Select every line containing the word "深入学习贯彻党的二十大和二十届二中" from the material, and copy those lines.

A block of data
*****

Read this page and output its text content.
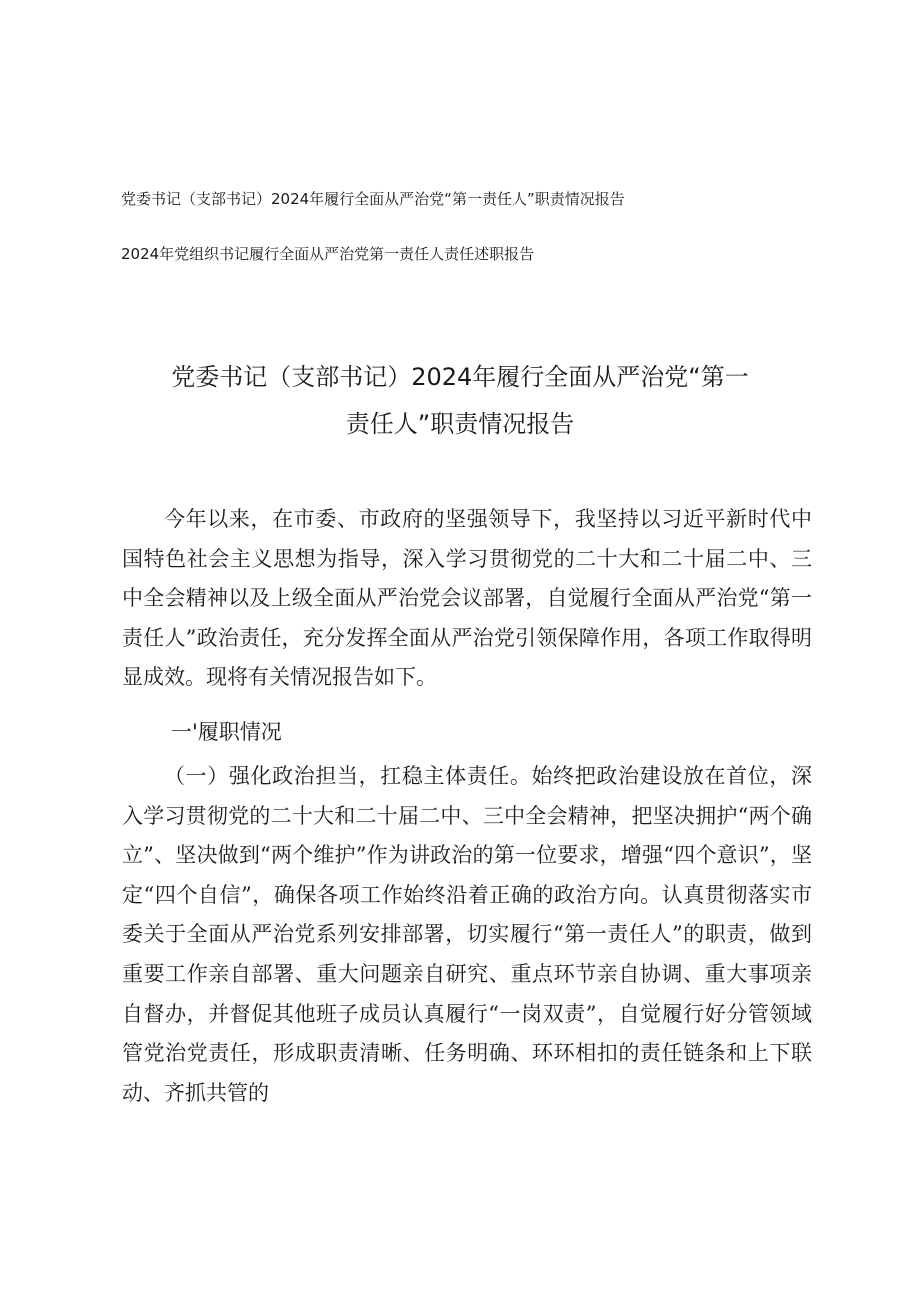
党委书记（支部书记）2024年履行全面从严治党“第一责任人”职责情况报告
2024年党组织书记履行全面从严治党第一责任人责任述职报告
党委书记（支部书记）2024年履行全面从严治党“第一
责任人”职责情况报告

今年以来，在市委、市政府的坚强领导下，我坚持以习近平新时代中国特色社会主义思想为指导，深入学习贯彻党的二十大和二十届二中、三中全会精神以及上级全面从严治党会议部署，自觉履行全面从严治党“第一责任人”政治责任，充分发挥全面从严治党引领保障作用，各项工作取得明显成效。现将有关情况报告如下。

一'履职情况

（一）强化政治担当，扛稳主体责任。始终把政治建设放在首位，深入学习贯彻党的二十大和二十届二中、三中全会精神，把坚决拥护“两个确立”、坚决做到“两个维护”作为讲政治的第一位要求，增强“四个意识”，坚定“四个自信”，确保各项工作始终沿着正确的政治方向。认真贯彻落实市委关于全面从严治党系列安排部署，切实履行“第一责任人”的职责，做到重要工作亲自部署、重大问题亲自研究、重点环节亲自协调、重大事项亲自督办，并督促其他班子成员认真履行“一岗双责”，自觉履行好分管领域管党治党责任，形成职责清晰、任务明确、环环相扣的责任链条和上下联动、齐抓共管的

*****

## Reply
今年以来，在市委、市政府的坚强领导下，我坚持以习近平新时代中国特色社会主义思想为指导，深入学习贯彻党的二十大和二十届二中、三中全会精神以及上级全面从严治党会议部署，自觉履行全面从严治党“第一责任人”政治责任，充分发挥全面从严治党引领保障作用，各项工作取得明显成效。现将有关情况报告如下。
（一）强化政治担当，扛稳主体责任。始终把政治建设放在首位，深入学习贯彻党的二十大和二十届二中、三中全会精神，把坚决拥护“两个确立”、坚决做到“两个维护”作为讲政治的第一位要求，增强“四个意识”，坚定“四个自信”，确保各项工作始终沿着正确的政治方向。认真贯彻落实市委关于全面从严治党系列安排部署，切实履行“第一责任人”的职责，做到重要工作亲自部署、重大问题亲自研究、重点环节亲自协调、重大事项亲自督办，并督促其他班子成员认真履行“一岗双责”，自觉履行好分管领域管党治党责任，形成职责清晰、任务明确、环环相扣的责任链条和上下联动、齐抓共管的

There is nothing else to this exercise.